• TASK TO CARRY OUT: Copy every line from the records below that holds the word "loopt".

Saved entries

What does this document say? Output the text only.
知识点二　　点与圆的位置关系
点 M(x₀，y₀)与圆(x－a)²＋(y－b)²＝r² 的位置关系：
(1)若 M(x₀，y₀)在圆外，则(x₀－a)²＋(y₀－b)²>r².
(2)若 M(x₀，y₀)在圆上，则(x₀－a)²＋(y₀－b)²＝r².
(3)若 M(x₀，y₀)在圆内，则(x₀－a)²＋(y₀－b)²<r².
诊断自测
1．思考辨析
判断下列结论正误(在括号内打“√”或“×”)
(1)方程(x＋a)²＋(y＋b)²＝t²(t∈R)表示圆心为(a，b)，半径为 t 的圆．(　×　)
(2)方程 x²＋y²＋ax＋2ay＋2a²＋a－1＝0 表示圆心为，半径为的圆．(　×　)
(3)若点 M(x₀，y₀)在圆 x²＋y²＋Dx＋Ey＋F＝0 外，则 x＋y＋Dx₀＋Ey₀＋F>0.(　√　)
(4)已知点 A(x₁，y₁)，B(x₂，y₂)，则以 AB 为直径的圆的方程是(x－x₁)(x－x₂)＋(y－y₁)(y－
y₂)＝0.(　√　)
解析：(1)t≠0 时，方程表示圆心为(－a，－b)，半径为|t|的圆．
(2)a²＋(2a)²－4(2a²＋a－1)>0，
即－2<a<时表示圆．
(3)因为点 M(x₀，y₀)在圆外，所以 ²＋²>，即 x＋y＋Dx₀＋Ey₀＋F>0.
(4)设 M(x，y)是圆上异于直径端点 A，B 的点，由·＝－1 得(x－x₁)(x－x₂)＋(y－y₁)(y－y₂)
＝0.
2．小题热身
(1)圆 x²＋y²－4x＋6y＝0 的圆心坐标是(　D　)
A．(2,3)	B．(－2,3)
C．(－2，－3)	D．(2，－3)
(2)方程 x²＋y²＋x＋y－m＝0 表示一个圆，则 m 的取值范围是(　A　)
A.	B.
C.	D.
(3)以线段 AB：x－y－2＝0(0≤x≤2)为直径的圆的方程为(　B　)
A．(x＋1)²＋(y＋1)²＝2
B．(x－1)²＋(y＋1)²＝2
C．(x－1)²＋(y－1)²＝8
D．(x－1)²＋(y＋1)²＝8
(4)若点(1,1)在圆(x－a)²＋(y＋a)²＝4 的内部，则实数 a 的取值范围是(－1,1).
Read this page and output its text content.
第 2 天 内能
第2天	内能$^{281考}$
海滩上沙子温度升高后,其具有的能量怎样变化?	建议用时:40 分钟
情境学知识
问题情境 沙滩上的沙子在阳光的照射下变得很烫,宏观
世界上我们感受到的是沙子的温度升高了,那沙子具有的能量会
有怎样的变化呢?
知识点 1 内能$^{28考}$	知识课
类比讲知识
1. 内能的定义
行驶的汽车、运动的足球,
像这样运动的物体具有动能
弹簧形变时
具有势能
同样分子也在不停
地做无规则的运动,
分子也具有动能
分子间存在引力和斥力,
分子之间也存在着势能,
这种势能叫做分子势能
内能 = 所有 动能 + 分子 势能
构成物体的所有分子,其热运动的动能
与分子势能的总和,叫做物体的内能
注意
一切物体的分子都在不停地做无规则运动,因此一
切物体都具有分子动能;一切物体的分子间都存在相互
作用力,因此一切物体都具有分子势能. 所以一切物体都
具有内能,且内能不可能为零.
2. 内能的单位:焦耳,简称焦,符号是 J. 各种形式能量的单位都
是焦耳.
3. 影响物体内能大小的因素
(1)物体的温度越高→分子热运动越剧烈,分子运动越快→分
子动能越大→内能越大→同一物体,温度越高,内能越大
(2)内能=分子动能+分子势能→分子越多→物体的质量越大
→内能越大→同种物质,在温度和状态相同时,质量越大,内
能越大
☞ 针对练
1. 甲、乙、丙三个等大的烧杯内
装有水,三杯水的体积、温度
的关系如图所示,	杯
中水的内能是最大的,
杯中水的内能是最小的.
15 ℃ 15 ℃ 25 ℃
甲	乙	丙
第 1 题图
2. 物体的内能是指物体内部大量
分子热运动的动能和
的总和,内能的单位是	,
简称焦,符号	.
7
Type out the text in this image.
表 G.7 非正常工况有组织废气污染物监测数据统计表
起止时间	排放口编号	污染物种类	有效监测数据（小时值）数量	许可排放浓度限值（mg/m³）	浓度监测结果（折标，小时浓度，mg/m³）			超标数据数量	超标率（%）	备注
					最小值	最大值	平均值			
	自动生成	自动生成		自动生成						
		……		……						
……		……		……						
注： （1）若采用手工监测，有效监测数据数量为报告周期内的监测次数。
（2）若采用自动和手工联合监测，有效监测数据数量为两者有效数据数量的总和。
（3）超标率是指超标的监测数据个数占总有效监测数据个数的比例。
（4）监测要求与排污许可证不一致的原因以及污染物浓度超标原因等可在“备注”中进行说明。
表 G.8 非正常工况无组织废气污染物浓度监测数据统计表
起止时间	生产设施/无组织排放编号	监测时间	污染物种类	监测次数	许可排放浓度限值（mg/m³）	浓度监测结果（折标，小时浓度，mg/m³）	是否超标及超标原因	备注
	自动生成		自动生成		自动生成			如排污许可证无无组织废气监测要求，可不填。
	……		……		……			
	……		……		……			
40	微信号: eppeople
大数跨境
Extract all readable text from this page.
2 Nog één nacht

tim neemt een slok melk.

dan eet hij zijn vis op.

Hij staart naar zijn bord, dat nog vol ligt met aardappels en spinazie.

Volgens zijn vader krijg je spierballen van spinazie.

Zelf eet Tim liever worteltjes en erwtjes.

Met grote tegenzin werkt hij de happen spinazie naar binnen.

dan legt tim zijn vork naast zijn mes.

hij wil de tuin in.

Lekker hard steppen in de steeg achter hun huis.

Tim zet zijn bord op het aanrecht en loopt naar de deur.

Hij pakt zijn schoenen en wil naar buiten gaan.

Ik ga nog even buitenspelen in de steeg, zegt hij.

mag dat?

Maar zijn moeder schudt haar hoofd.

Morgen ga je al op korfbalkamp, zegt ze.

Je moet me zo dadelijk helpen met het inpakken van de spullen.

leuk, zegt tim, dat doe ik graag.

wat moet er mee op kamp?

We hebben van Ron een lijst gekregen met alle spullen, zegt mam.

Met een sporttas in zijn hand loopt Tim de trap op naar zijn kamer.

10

• FULL ANSWER:
Tim zet zijn bord op het aanrecht en loopt naar de deur.
Met een sporttas in zijn hand loopt Tim de trap op naar zijn kamer.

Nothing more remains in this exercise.